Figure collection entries
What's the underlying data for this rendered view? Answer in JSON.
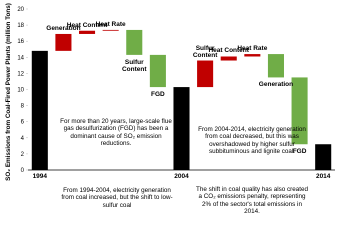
{
  "chart_data": {
    "type": "waterfall",
    "y_label": "SO₂ Emissions from Coal-Fired Power Plants (million Tons)",
    "categories": [
      "1994",
      "Generation",
      "Heat Content",
      "Heat Rate",
      "Sulfur Content",
      "FGD",
      "2004",
      "Sulfur Content",
      "Heat Content",
      "Heat Rate",
      "Generation",
      "FGD",
      "2014"
    ],
    "measure": [
      "absolute",
      "relative",
      "relative",
      "relative",
      "relative",
      "relative",
      "absolute",
      "relative",
      "relative",
      "relative",
      "relative",
      "relative",
      "absolute"
    ],
    "values": [
      14.8,
      2.1,
      0.4,
      0.1,
      -3.1,
      -4.0,
      10.3,
      3.3,
      0.5,
      0.3,
      -2.9,
      -8.3,
      3.2
    ],
    "colors": {
      "total": "#000000",
      "increase": "#c00000",
      "decrease": "#70ad47"
    },
    "ylim": [
      0,
      20
    ],
    "yticks": [
      0,
      2,
      4,
      6,
      8,
      10,
      12,
      14,
      16,
      18,
      20
    ],
    "annotations": [
      "For more than 20 years, large-scale flue gas desulfurization (FGD) has been a dominant cause of SO₂ emission reductions.",
      "From 1994-2004, electricity generation from coal increased, but the shift to low-sulfur coal",
      "From 2004-2014, electricity generation from coal decreased, but this was overshadowed by higher sulfur subbituminous and lignite coal.",
      "The shift in coal quality has also created a CO₂ emissions penalty, representing 2% of the sector's total emissions in 2014."
    ]
  }
}
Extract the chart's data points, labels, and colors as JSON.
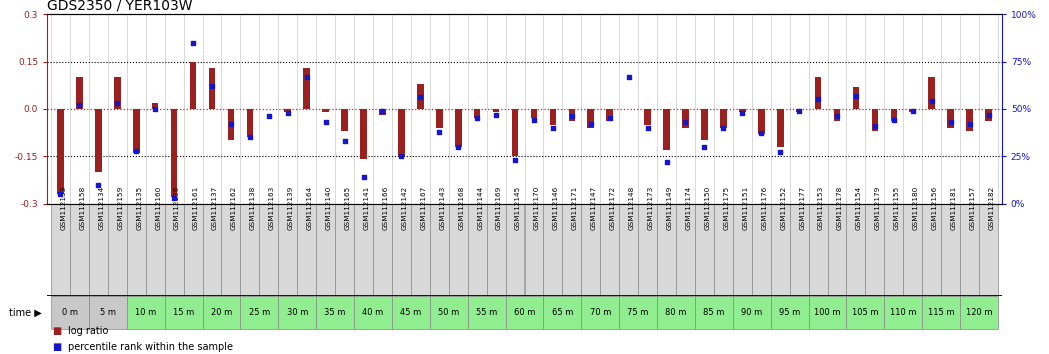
{
  "title": "GDS2350 / YER103W",
  "categories": [
    "GSM112133",
    "GSM112158",
    "GSM112134",
    "GSM112159",
    "GSM112135",
    "GSM112160",
    "GSM112136",
    "GSM112161",
    "GSM112137",
    "GSM112162",
    "GSM112138",
    "GSM112163",
    "GSM112139",
    "GSM112164",
    "GSM112140",
    "GSM112165",
    "GSM112141",
    "GSM112166",
    "GSM112142",
    "GSM112167",
    "GSM112143",
    "GSM112168",
    "GSM112144",
    "GSM112169",
    "GSM112145",
    "GSM112170",
    "GSM112146",
    "GSM112171",
    "GSM112147",
    "GSM112172",
    "GSM112148",
    "GSM112173",
    "GSM112149",
    "GSM112174",
    "GSM112150",
    "GSM112175",
    "GSM112151",
    "GSM112176",
    "GSM112152",
    "GSM112177",
    "GSM112153",
    "GSM112178",
    "GSM112154",
    "GSM112179",
    "GSM112155",
    "GSM112180",
    "GSM112156",
    "GSM112181",
    "GSM112157",
    "GSM112182"
  ],
  "log_ratio": [
    -0.27,
    0.1,
    -0.2,
    0.1,
    -0.14,
    0.02,
    -0.28,
    0.15,
    0.13,
    -0.1,
    -0.09,
    0.0,
    -0.01,
    0.13,
    -0.01,
    -0.07,
    -0.16,
    -0.02,
    -0.15,
    0.08,
    -0.06,
    -0.12,
    -0.03,
    -0.01,
    -0.15,
    -0.03,
    -0.05,
    -0.04,
    -0.06,
    -0.04,
    0.0,
    -0.05,
    -0.13,
    -0.06,
    -0.1,
    -0.06,
    -0.01,
    -0.08,
    -0.12,
    -0.01,
    0.1,
    -0.04,
    0.07,
    -0.07,
    -0.04,
    -0.01,
    0.1,
    -0.06,
    -0.07,
    -0.04
  ],
  "percentile": [
    5,
    52,
    10,
    53,
    28,
    50,
    3,
    85,
    62,
    42,
    35,
    46,
    48,
    67,
    43,
    33,
    14,
    49,
    25,
    56,
    38,
    30,
    45,
    47,
    23,
    44,
    40,
    46,
    42,
    45,
    67,
    40,
    22,
    43,
    30,
    40,
    48,
    37,
    27,
    49,
    55,
    46,
    57,
    41,
    44,
    49,
    54,
    43,
    42,
    47
  ],
  "time_labels": [
    "0 m",
    "5 m",
    "10 m",
    "15 m",
    "20 m",
    "25 m",
    "30 m",
    "35 m",
    "40 m",
    "45 m",
    "50 m",
    "55 m",
    "60 m",
    "65 m",
    "70 m",
    "75 m",
    "80 m",
    "85 m",
    "90 m",
    "95 m",
    "100 m",
    "105 m",
    "110 m",
    "115 m",
    "120 m"
  ],
  "ylim": [
    -0.3,
    0.3
  ],
  "bar_color": "#9B2020",
  "scatter_color": "#1515CC",
  "zero_line_color": "#CC2020",
  "title_fontsize": 10,
  "tick_fontsize": 6.5,
  "right_ylim": [
    0,
    100
  ],
  "right_yticks": [
    0,
    25,
    50,
    75,
    100
  ],
  "right_yticklabels": [
    "0%",
    "25%",
    "50%",
    "75%",
    "100%"
  ],
  "left_yticks": [
    -0.3,
    -0.15,
    0.0,
    0.15,
    0.3
  ],
  "time_row_green": "#90EE90",
  "time_row_gray": "#C8C8C8",
  "gsm_cell_bg": "#D8D8D8",
  "gsm_cell_border": "#888888"
}
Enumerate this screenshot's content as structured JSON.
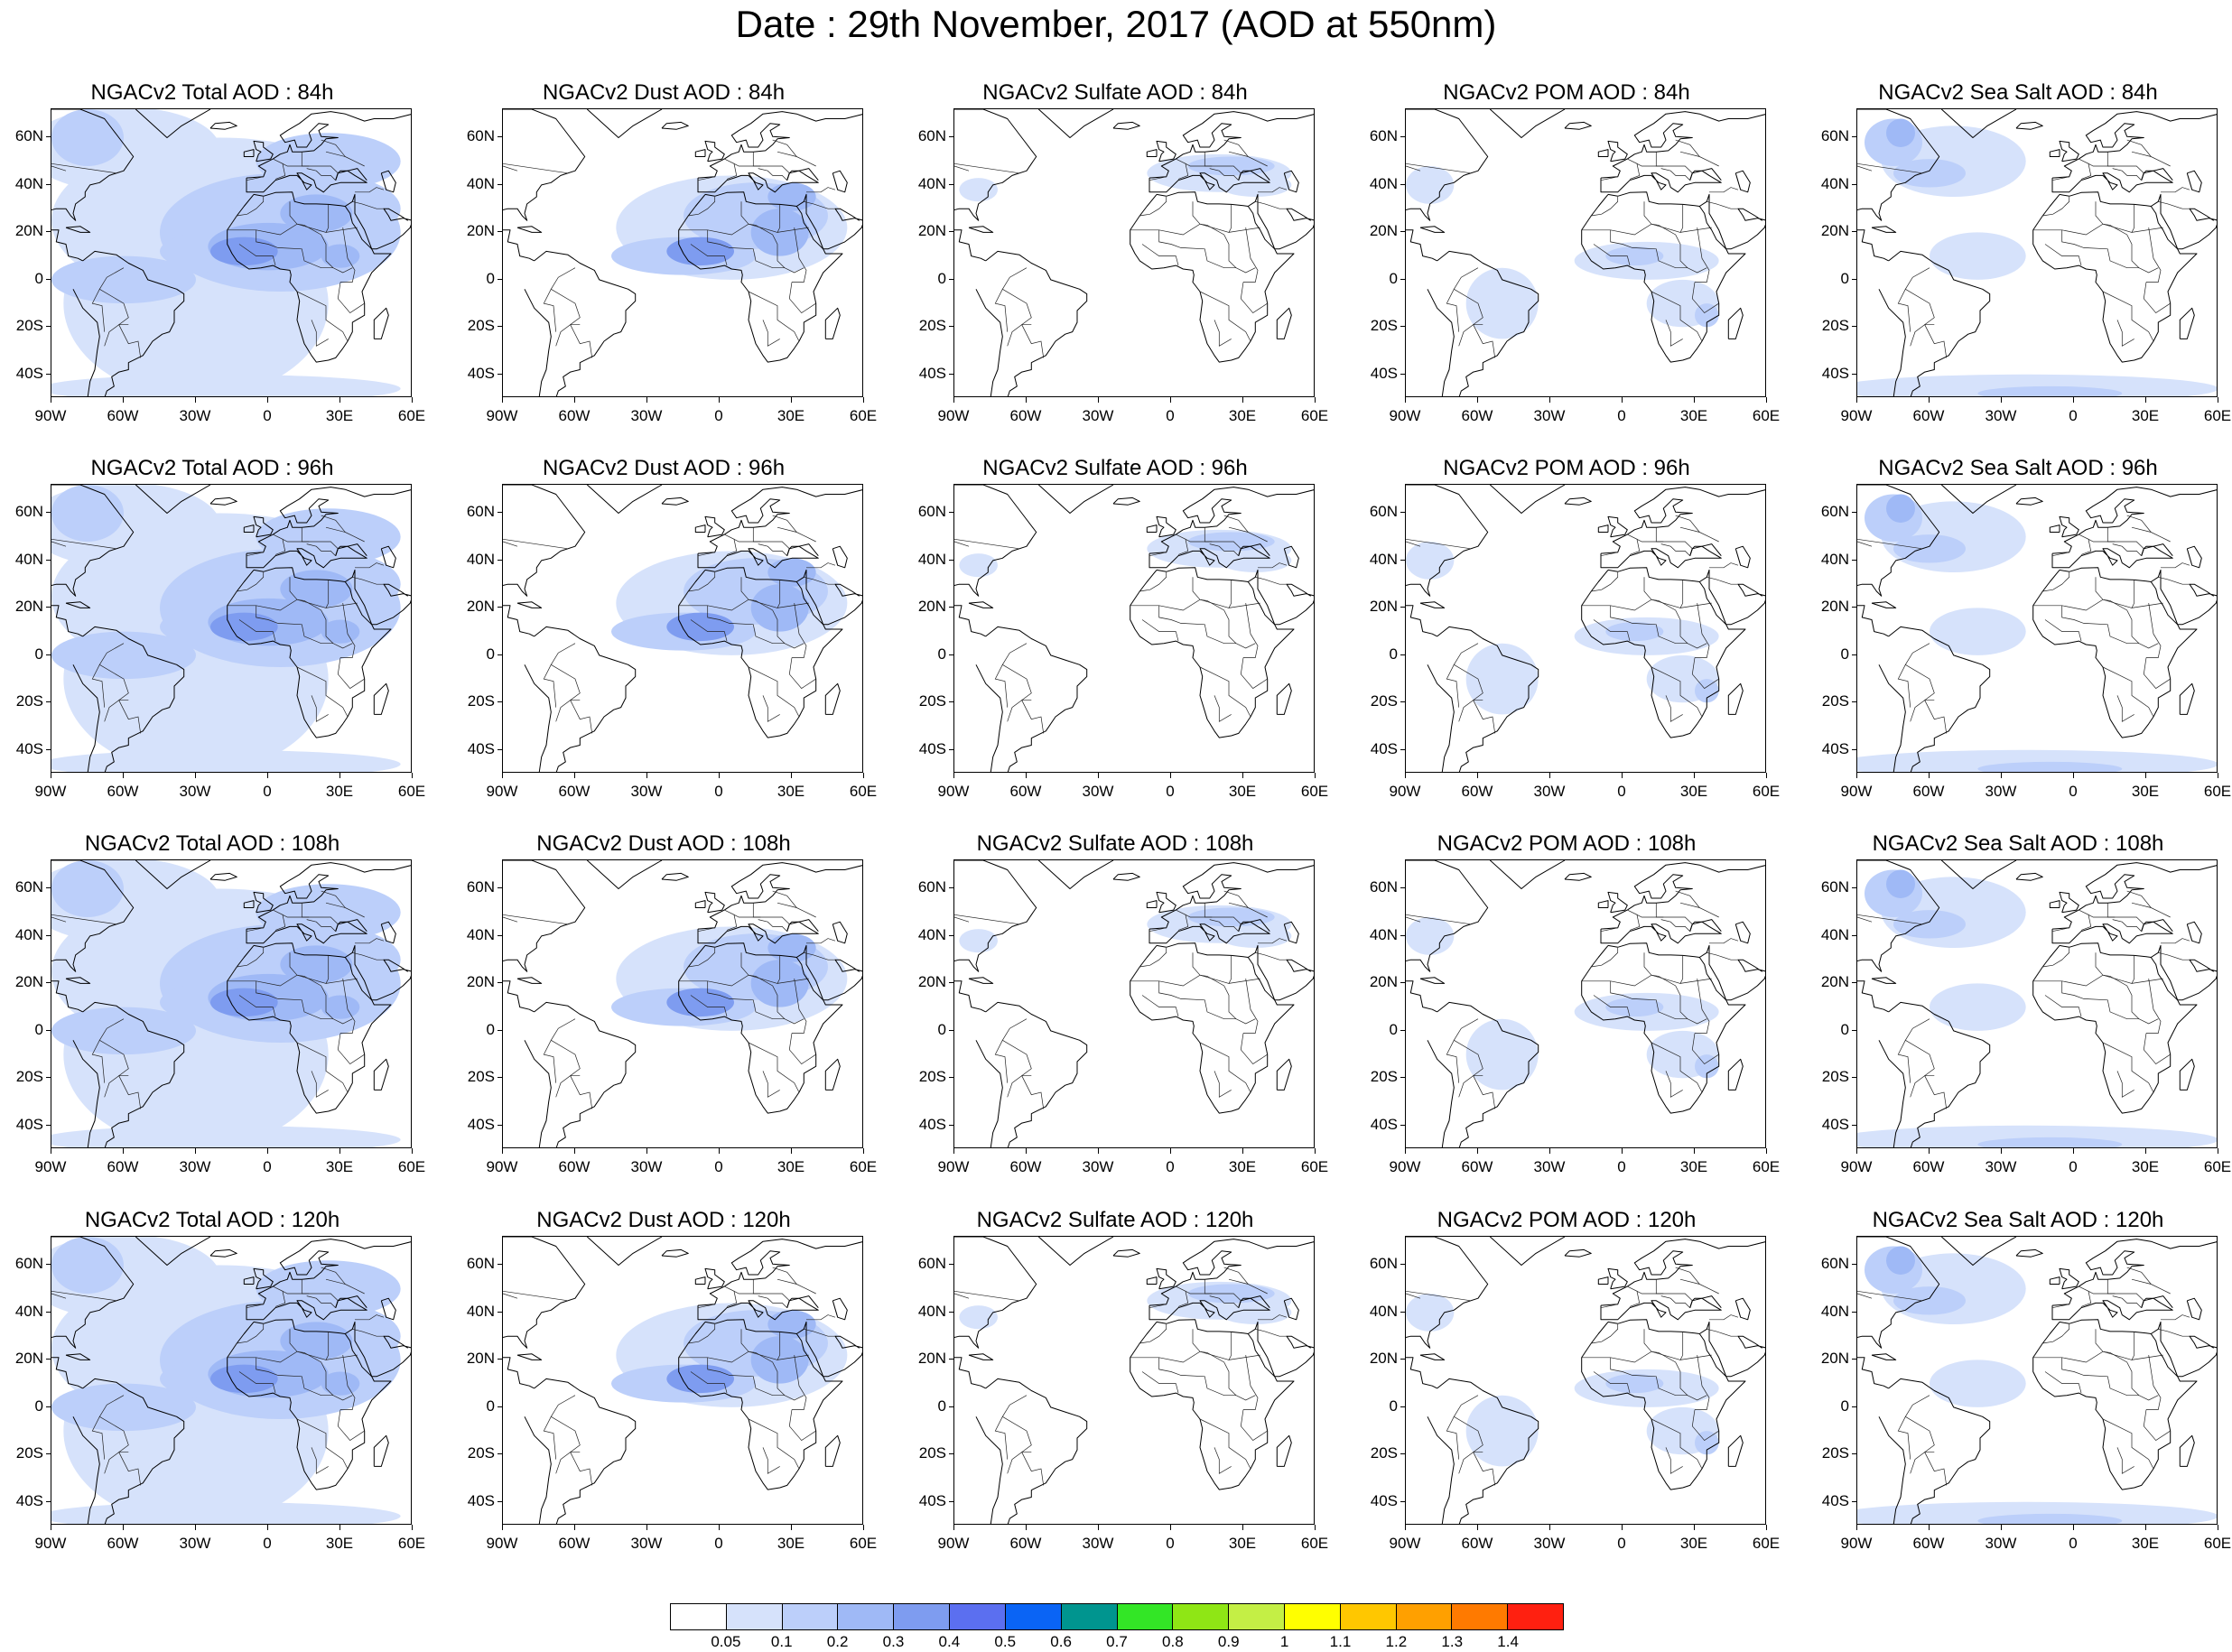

Requirement:
From the listing, extract all text exactly as given and drop any picture.

Final result:
What's the underlying data for this rendered view? Answer in JSON.
{
  "chart_data": {
    "type": "waterfall",
    "y_label": "SO₂ Emissions from Coal-Fired Power Plants (million Tons)",
    "categories": [
      "1994",
      "Generation",
      "Heat Content",
      "Heat Rate",
      "Sulfur Content",
      "FGD",
      "2004",
      "Sulfur Content",
      "Heat Content",
      "Heat Rate",
      "Generation",
      "FGD",
      "2014"
    ],
    "measure": [
      "absolute",
      "relative",
      "relative",
      "relative",
      "relative",
      "relative",
      "absolute",
      "relative",
      "relative",
      "relative",
      "relative",
      "relative",
      "absolute"
    ],
    "values": [
      14.8,
      2.1,
      0.4,
      0.1,
      -3.1,
      -4.0,
      10.3,
      3.3,
      0.5,
      0.3,
      -2.9,
      -8.3,
      3.2
    ],
    "colors": {
      "total": "#000000",
      "increase": "#c00000",
      "decrease": "#70ad47"
    },
    "ylim": [
      0,
      20
    ],
    "yticks": [
      0,
      2,
      4,
      6,
      8,
      10,
      12,
      14,
      16,
      18,
      20
    ],
    "annotations": [
      "For more than 20 years, large-scale flue gas desulfurization (FGD) has been a dominant cause of SO₂ emission reductions.",
      "From 1994-2004, electricity generation from coal increased, but the shift to low-sulfur coal",
      "From 2004-2014, electricity generation from coal decreased, but this was overshadowed by higher sulfur subbituminous and lignite coal.",
      "The shift in coal quality has also created a CO₂ emissions penalty, representing 2% of the sector's total emissions in 2014."
    ]
  }
}
Extract the chart's data points, labels, and colors as JSON.
{
  "title": "GDS2350 / YER103W",
  "categories": [
    "GSM112133",
    "GSM112158",
    "GSM112134",
    "GSM112159",
    "GSM112135",
    "GSM112160",
    "GSM112136",
    "GSM112161",
    "GSM112137",
    "GSM112162",
    "GSM112138",
    "GSM112163",
    "GSM112139",
    "GSM112164",
    "GSM112140",
    "GSM112165",
    "GSM112141",
    "GSM112166",
    "GSM112142",
    "GSM112167",
    "GSM112143",
    "GSM112168",
    "GSM112144",
    "GSM112169",
    "GSM112145",
    "GSM112170",
    "GSM112146",
    "GSM112171",
    "GSM112147",
    "GSM112172",
    "GSM112148",
    "GSM112173",
    "GSM112149",
    "GSM112174",
    "GSM112150",
    "GSM112175",
    "GSM112151",
    "GSM112176",
    "GSM112152",
    "GSM112177",
    "GSM112153",
    "GSM112178",
    "GSM112154",
    "GSM112179",
    "GSM112155",
    "GSM112180",
    "GSM112156",
    "GSM112181",
    "GSM112157",
    "GSM112182"
  ],
  "log_ratio": [
    -0.27,
    0.1,
    -0.2,
    0.1,
    -0.14,
    0.02,
    -0.28,
    0.15,
    0.13,
    -0.1,
    -0.09,
    0.0,
    -0.01,
    0.13,
    -0.01,
    -0.07,
    -0.16,
    -0.02,
    -0.15,
    0.08,
    -0.06,
    -0.12,
    -0.03,
    -0.01,
    -0.15,
    -0.03,
    -0.05,
    -0.04,
    -0.06,
    -0.04,
    0.0,
    -0.05,
    -0.13,
    -0.06,
    -0.1,
    -0.06,
    -0.01,
    -0.08,
    -0.12,
    -0.01,
    0.1,
    -0.04,
    0.07,
    -0.07,
    -0.04,
    -0.01,
    0.1,
    -0.06,
    -0.07,
    -0.04
  ],
  "percentile": [
    5,
    52,
    10,
    53,
    28,
    50,
    3,
    85,
    62,
    42,
    35,
    46,
    48,
    67,
    43,
    33,
    14,
    49,
    25,
    56,
    38,
    30,
    45,
    47,
    23,
    44,
    40,
    46,
    42,
    45,
    67,
    40,
    22,
    43,
    30,
    40,
    48,
    37,
    27,
    49,
    55,
    46,
    57,
    41,
    44,
    49,
    54,
    43,
    42,
    47
  ],
  "time_labels": [
    "0 m",
    "5 m",
    "10 m",
    "15 m",
    "20 m",
    "25 m",
    "30 m",
    "35 m",
    "40 m",
    "45 m",
    "50 m",
    "55 m",
    "60 m",
    "65 m",
    "70 m",
    "75 m",
    "80 m",
    "85 m",
    "90 m",
    "95 m",
    "100 m",
    "105 m",
    "110 m",
    "115 m",
    "120 m"
  ],
  "ylim": [
    -0.3,
    0.3
  ],
  "bar_color": "#9B2020",
  "scatter_color": "#1515CC",
  "zero_line_color": "#CC2020",
  "title_fontsize": 10,
  "tick_fontsize": 6.5,
  "right_ylim": [
    0,
    100
  ],
  "right_yticks": [
    0,
    25,
    50,
    75,
    100
  ],
  "right_yticklabels": [
    "0%",
    "25%",
    "50%",
    "75%",
    "100%"
  ],
  "left_yticks": [
    -0.3,
    -0.15,
    0.0,
    0.15,
    0.3
  ],
  "time_row_green": "#90EE90",
  "time_row_gray": "#C8C8C8",
  "gsm_cell_bg": "#D8D8D8",
  "gsm_cell_border": "#888888"
}
Enumerate this screenshot's content as structured JSON.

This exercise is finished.